## [Given instruction]
Write out each record again exactly as it stands.

Saved entries:
* * * *
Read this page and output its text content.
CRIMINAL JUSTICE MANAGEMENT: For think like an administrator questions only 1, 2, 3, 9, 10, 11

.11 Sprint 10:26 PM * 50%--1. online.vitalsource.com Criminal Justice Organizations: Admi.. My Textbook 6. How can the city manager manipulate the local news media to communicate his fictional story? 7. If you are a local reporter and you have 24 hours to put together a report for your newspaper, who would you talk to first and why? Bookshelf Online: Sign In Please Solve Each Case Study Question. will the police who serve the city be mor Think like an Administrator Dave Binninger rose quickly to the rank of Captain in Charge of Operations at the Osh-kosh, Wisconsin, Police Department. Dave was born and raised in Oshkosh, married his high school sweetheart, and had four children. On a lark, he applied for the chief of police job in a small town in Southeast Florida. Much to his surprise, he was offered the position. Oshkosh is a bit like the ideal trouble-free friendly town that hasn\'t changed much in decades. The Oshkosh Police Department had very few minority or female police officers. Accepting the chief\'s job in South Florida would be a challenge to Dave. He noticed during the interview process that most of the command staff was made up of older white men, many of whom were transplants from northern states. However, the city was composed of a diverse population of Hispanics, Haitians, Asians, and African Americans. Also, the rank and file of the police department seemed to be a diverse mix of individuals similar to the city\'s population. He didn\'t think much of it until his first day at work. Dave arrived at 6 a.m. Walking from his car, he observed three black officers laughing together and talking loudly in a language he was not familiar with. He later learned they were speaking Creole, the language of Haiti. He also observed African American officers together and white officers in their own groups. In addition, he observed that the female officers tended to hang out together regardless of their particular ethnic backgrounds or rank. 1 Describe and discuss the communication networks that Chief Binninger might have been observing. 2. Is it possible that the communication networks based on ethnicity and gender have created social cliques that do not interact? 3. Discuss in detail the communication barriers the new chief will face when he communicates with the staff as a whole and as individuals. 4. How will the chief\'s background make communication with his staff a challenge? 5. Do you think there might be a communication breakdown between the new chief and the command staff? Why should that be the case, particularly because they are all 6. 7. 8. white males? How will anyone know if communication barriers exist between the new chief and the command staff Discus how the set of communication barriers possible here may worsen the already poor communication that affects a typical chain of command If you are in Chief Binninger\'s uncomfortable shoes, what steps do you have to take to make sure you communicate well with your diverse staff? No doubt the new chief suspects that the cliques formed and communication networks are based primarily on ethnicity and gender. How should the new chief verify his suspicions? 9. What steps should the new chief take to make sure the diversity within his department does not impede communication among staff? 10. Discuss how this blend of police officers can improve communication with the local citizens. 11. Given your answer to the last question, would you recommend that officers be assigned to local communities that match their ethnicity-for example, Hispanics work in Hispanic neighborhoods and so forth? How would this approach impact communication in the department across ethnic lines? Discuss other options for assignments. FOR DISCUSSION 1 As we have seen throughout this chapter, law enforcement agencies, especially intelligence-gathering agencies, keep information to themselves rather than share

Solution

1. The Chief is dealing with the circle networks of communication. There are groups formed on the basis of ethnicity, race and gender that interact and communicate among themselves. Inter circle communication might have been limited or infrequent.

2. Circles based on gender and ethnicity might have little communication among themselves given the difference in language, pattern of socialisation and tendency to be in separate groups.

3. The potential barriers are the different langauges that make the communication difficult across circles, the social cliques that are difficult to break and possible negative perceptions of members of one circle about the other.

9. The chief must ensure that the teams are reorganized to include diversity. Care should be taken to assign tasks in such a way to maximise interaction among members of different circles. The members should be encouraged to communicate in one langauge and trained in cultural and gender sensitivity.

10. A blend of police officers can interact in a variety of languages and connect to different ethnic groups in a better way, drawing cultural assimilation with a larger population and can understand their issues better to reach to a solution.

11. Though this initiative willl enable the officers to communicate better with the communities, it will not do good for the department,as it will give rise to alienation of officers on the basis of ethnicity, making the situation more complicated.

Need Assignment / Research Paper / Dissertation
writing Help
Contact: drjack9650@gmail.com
* * * *
## [The completed task]
Read this page and output its text content.
CRIMINAL JUSTICE MANAGEMENT: For think like an administrator questions only 1, 2, 3, 9, 10, 11

.11 Sprint 10:26 PM * 50%--1. online.vitalsource.com Criminal Justice Organizations: Admi.. My Textbook 6. How can the city manager manipulate the local news media to communicate his fictional story? 7. If you are a local reporter and you have 24 hours to put together a report for your newspaper, who would you talk to first and why? Bookshelf Online: Sign In Please Solve Each Case Study Question. will the police who serve the city be mor Think like an Administrator Dave Binninger rose quickly to the rank of Captain in Charge of Operations at the Osh-kosh, Wisconsin, Police Department. Dave was born and raised in Oshkosh, married his high school sweetheart, and had four children. On a lark, he applied for the chief of police job in a small town in Southeast Florida. Much to his surprise, he was offered the position. Oshkosh is a bit like the ideal trouble-free friendly town that hasn\'t changed much in decades. The Oshkosh Police Department had very few minority or female police officers. Accepting the chief\'s job in South Florida would be a challenge to Dave. He noticed during the interview process that most of the command staff was made up of older white men, many of whom were transplants from northern states. However, the city was composed of a diverse population of Hispanics, Haitians, Asians, and African Americans. Also, the rank and file of the police department seemed to be a diverse mix of individuals similar to the city\'s population. He didn\'t think much of it until his first day at work. Dave arrived at 6 a.m. Walking from his car, he observed three black officers laughing together and talking loudly in a language he was not familiar with. He later learned they were speaking Creole, the language of Haiti. He also observed African American officers together and white officers in their own groups. In addition, he observed that the female officers tended to hang out together regardless of their particular ethnic backgrounds or rank. 1 Describe and discuss the communication networks that Chief Binninger might have been observing. 2. Is it possible that the communication networks based on ethnicity and gender have created social cliques that do not interact? 3. Discuss in detail the communication barriers the new chief will face when he communicates with the staff as a whole and as individuals. 4. How will the chief\'s background make communication with his staff a challenge? 5. Do you think there might be a communication breakdown between the new chief and the command staff? Why should that be the case, particularly because they are all 6. 7. 8. white males? How will anyone know if communication barriers exist between the new chief and the command staff Discus how the set of communication barriers possible here may worsen the already poor communication that affects a typical chain of command If you are in Chief Binninger\'s uncomfortable shoes, what steps do you have to take to make sure you communicate well with your diverse staff? No doubt the new chief suspects that the cliques formed and communication networks are based primarily on ethnicity and gender. How should the new chief verify his suspicions? 9. What steps should the new chief take to make sure the diversity within his department does not impede communication among staff? 10. Discuss how this blend of police officers can improve communication with the local citizens. 11. Given your answer to the last question, would you recommend that officers be assigned to local communities that match their ethnicity-for example, Hispanics work in Hispanic neighborhoods and so forth? How would this approach impact communication in the department across ethnic lines? Discuss other options for assignments. FOR DISCUSSION 1 As we have seen throughout this chapter, law enforcement agencies, especially intelligence-gathering agencies, keep information to themselves rather than share

Solution

1. The Chief is dealing with the circle networks of communication. There are groups formed on the basis of ethnicity, race and gender that interact and communicate among themselves. Inter circle communication might have been limited or infrequent.

2. Circles based on gender and ethnicity might have little communication among themselves given the difference in language, pattern of socialisation and tendency to be in separate groups.

3. The potential barriers are the different langauges that make the communication difficult across circles, the social cliques that are difficult to break and possible negative perceptions of members of one circle about the other.

9. The chief must ensure that the teams are reorganized to include diversity. Care should be taken to assign tasks in such a way to maximise interaction among members of different circles. The members should be encouraged to communicate in one langauge and trained in cultural and gender sensitivity.

10. A blend of police officers can interact in a variety of languages and connect to different ethnic groups in a better way, drawing cultural assimilation with a larger population and can understand their issues better to reach to a solution.

11. Though this initiative willl enable the officers to communicate better with the communities, it will not do good for the department,as it will give rise to alienation of officers on the basis of ethnicity, making the situation more complicated.

Need Assignment / Research Paper / Dissertation
writing Help
Contact: drjack9650@gmail.com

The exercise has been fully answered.